**INSTRUCTIONS TO FOLLOW:** Look for "value" in each line of the entries, and return the matching lines.

**AVAILABLE DATA:**

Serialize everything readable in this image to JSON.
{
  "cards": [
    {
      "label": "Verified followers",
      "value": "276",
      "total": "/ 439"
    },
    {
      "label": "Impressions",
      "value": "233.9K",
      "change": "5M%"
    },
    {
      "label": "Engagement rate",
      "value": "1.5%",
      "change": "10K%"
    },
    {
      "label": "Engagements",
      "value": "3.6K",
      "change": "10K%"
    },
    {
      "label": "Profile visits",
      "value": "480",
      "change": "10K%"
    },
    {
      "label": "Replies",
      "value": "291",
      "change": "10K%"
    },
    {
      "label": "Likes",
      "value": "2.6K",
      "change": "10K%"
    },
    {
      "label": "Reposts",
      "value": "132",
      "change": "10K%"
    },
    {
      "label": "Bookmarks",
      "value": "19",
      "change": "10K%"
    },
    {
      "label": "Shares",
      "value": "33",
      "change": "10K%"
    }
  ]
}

**THE OUTPUT:**
      "value": "276",
      "value": "233.9K",
      "value": "1.5%",
      "value": "3.6K",
      "value": "480",
      "value": "291",
      "value": "2.6K",
      "value": "132",
      "value": "19",
      "value": "33",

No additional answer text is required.